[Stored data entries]
########
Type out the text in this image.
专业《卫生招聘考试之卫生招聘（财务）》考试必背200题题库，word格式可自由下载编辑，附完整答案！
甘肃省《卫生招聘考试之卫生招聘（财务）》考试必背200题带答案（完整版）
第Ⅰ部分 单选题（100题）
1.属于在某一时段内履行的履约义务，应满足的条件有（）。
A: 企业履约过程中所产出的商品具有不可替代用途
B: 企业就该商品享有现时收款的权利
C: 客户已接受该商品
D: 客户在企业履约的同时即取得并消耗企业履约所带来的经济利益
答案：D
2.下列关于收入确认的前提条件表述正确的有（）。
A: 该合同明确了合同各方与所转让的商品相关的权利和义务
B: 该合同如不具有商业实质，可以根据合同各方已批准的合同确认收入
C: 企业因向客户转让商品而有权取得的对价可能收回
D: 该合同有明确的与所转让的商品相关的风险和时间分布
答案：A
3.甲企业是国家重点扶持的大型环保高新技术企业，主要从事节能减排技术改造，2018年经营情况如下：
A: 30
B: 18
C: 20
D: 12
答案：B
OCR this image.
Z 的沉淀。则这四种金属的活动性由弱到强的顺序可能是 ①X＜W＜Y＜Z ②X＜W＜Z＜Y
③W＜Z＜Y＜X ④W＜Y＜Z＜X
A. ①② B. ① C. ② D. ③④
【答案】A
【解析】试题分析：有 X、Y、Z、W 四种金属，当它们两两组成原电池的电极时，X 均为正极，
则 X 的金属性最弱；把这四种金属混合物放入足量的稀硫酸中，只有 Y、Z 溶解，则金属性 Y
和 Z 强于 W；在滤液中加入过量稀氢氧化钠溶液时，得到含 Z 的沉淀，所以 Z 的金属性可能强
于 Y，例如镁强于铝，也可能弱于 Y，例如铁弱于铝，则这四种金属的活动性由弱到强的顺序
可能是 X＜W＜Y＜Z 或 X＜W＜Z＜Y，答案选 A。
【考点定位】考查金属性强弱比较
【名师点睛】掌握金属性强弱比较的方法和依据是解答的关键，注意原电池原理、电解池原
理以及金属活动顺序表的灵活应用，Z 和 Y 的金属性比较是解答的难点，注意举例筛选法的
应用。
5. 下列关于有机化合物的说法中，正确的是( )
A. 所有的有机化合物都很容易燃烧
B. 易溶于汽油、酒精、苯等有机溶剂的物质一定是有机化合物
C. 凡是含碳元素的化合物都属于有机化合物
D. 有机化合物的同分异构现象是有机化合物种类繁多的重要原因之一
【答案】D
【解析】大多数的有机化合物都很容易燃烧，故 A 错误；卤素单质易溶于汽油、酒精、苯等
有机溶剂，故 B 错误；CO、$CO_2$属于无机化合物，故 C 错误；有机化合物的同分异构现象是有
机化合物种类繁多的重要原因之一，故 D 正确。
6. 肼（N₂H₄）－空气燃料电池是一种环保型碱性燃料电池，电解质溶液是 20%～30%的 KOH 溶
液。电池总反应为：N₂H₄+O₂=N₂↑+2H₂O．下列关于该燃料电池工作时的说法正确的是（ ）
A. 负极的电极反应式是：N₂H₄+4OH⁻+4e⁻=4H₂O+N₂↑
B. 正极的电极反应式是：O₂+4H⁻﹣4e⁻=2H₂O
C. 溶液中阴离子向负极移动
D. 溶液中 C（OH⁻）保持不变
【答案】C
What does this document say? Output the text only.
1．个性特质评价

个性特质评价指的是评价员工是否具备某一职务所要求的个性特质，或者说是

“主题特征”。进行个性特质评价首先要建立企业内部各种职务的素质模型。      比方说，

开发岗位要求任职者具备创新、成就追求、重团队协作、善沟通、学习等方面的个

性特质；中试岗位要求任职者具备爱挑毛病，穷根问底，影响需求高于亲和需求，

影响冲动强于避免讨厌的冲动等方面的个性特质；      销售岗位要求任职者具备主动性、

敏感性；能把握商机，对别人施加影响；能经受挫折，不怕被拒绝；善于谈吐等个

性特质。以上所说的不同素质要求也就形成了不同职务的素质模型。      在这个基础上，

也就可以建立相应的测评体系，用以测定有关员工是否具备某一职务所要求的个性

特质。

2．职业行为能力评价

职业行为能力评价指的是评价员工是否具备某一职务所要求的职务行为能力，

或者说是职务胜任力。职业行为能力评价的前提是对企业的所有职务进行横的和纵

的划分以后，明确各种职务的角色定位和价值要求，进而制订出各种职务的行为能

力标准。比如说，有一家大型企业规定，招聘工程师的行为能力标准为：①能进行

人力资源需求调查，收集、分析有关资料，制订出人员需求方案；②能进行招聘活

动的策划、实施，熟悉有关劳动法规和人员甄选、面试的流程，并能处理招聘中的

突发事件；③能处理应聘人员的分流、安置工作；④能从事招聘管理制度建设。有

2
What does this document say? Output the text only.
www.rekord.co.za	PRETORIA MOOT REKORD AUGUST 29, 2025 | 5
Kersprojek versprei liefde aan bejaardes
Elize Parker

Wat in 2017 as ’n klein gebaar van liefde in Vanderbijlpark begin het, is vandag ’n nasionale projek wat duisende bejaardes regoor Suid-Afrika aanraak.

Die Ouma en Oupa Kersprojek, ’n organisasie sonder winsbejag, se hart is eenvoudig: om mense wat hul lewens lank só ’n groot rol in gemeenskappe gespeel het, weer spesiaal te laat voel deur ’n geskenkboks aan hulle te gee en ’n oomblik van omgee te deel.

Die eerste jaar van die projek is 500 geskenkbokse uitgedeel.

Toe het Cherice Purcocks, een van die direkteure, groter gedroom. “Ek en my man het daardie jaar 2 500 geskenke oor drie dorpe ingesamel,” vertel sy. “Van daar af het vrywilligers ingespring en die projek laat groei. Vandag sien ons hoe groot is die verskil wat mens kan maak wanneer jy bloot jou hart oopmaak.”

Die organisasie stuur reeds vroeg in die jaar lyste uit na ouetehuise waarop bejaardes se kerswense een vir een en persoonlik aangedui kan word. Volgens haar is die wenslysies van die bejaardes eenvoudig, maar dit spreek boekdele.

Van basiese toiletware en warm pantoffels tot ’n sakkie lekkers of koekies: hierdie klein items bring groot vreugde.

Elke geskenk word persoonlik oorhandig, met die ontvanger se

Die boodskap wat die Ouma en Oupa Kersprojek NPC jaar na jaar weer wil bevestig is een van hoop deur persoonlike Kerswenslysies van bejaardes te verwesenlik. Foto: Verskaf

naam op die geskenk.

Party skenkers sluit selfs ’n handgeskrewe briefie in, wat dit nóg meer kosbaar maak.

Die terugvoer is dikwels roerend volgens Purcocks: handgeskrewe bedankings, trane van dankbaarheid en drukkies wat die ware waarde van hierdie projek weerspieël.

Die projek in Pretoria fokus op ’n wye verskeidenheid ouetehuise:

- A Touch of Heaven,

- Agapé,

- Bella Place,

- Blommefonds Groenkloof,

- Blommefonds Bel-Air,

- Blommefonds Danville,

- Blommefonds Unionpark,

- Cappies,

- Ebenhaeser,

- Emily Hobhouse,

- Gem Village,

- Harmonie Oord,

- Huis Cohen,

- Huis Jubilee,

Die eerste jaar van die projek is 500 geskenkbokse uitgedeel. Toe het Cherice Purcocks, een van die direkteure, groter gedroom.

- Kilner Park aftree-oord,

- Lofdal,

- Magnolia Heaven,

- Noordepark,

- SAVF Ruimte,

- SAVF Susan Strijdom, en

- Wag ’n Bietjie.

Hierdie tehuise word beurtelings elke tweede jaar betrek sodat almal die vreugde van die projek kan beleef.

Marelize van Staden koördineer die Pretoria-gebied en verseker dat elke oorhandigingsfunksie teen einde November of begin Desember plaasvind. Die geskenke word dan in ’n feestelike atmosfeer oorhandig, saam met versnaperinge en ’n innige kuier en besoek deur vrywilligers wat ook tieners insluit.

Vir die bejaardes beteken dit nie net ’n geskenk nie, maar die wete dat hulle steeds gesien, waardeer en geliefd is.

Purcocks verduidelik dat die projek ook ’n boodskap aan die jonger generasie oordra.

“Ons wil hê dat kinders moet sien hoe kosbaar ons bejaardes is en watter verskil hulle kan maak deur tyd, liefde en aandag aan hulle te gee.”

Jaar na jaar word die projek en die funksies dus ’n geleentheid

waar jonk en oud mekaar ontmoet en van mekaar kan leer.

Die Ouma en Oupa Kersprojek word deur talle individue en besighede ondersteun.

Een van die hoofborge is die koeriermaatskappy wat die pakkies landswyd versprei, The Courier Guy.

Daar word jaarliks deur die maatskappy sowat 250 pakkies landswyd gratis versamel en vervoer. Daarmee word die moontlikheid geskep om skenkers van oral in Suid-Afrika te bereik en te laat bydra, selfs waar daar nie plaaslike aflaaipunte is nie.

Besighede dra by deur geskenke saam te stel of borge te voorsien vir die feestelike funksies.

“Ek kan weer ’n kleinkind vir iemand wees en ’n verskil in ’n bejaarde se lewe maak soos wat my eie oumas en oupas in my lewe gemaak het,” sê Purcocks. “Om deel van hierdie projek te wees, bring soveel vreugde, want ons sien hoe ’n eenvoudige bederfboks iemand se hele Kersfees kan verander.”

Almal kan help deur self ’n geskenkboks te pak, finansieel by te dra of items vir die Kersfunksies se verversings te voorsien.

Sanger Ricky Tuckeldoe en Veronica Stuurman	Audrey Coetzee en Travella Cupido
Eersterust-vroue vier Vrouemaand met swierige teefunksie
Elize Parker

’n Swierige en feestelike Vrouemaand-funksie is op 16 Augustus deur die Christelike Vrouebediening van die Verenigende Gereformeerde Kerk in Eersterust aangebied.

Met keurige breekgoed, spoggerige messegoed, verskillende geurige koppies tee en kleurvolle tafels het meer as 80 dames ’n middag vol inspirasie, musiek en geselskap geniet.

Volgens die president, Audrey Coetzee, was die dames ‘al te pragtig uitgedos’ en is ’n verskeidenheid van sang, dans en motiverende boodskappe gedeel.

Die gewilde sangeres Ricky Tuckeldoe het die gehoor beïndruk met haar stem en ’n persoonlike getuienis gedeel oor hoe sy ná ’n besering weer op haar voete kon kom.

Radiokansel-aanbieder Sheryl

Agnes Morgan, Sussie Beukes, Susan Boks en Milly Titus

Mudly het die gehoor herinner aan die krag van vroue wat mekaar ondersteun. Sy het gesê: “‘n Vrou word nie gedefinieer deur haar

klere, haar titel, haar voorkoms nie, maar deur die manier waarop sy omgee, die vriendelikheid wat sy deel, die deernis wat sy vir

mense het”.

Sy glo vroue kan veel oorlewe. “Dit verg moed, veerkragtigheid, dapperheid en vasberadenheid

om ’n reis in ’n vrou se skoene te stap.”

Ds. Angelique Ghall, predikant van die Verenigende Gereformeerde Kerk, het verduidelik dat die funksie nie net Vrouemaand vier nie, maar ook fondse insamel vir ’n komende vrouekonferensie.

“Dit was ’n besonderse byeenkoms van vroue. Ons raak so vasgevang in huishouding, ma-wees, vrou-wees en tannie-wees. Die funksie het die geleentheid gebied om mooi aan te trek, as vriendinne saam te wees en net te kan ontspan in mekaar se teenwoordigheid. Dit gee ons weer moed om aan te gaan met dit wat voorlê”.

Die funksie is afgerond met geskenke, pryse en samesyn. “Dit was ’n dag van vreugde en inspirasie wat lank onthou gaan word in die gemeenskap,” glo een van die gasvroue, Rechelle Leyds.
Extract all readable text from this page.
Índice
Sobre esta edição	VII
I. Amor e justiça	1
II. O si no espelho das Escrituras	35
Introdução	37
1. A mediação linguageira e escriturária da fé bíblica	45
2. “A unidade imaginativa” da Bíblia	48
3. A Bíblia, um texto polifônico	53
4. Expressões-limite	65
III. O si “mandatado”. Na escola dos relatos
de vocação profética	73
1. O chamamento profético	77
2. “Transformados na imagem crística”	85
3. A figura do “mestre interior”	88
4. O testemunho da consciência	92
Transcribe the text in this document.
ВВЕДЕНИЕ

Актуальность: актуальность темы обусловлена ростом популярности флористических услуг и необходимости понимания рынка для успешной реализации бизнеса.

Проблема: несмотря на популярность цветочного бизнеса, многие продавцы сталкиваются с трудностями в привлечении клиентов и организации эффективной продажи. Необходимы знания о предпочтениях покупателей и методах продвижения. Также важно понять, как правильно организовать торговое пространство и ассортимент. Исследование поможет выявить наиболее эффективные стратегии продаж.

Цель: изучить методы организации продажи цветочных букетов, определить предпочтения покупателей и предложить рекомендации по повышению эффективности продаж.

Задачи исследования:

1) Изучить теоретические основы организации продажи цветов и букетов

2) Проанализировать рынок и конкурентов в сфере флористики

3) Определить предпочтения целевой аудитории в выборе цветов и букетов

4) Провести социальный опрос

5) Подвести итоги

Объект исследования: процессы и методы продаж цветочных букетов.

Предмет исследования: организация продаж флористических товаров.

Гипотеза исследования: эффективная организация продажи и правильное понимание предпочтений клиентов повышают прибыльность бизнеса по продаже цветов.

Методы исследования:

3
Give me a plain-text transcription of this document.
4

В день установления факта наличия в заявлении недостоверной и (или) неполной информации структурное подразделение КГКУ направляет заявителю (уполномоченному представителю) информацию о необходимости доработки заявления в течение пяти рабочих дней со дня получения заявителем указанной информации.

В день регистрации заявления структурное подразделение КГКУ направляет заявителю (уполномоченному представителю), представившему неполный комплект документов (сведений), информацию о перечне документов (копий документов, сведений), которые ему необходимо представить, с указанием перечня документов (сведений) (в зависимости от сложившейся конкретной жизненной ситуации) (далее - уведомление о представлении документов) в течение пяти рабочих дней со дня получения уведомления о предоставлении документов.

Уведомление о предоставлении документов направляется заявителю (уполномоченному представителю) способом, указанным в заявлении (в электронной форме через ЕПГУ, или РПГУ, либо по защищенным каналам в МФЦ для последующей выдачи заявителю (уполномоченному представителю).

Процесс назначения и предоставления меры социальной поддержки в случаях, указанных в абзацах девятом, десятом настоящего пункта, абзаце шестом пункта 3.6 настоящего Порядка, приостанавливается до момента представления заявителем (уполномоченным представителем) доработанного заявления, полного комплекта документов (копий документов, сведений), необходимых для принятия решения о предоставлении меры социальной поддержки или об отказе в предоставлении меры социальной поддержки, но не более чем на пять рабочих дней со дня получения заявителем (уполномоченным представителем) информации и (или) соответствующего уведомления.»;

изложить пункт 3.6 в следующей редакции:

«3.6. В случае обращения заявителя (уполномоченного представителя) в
########
REQUIRED TASK:
Retype nothing except the lines from the line holding "Give me a plain-text" through the last line of the entries, both included.

TASK RESULT:
Give me a plain-text transcription of this document.
4

В день установления факта наличия в заявлении недостоверной и (или) неполной информации структурное подразделение КГКУ направляет заявителю (уполномоченному представителю) информацию о необходимости доработки заявления в течение пяти рабочих дней со дня получения заявителем указанной информации.

В день регистрации заявления структурное подразделение КГКУ направляет заявителю (уполномоченному представителю), представившему неполный комплект документов (сведений), информацию о перечне документов (копий документов, сведений), которые ему необходимо представить, с указанием перечня документов (сведений) (в зависимости от сложившейся конкретной жизненной ситуации) (далее - уведомление о представлении документов) в течение пяти рабочих дней со дня получения уведомления о предоставлении документов.

Уведомление о предоставлении документов направляется заявителю (уполномоченному представителю) способом, указанным в заявлении (в электронной форме через ЕПГУ, или РПГУ, либо по защищенным каналам в МФЦ для последующей выдачи заявителю (уполномоченному представителю).

Процесс назначения и предоставления меры социальной поддержки в случаях, указанных в абзацах девятом, десятом настоящего пункта, абзаце шестом пункта 3.6 настоящего Порядка, приостанавливается до момента представления заявителем (уполномоченным представителем) доработанного заявления, полного комплекта документов (копий документов, сведений), необходимых для принятия решения о предоставлении меры социальной поддержки или об отказе в предоставлении меры социальной поддержки, но не более чем на пять рабочих дней со дня получения заявителем (уполномоченным представителем) информации и (или) соответствующего уведомления.»;

изложить пункт 3.6 в следующей редакции:

«3.6. В случае обращения заявителя (уполномоченного представителя) в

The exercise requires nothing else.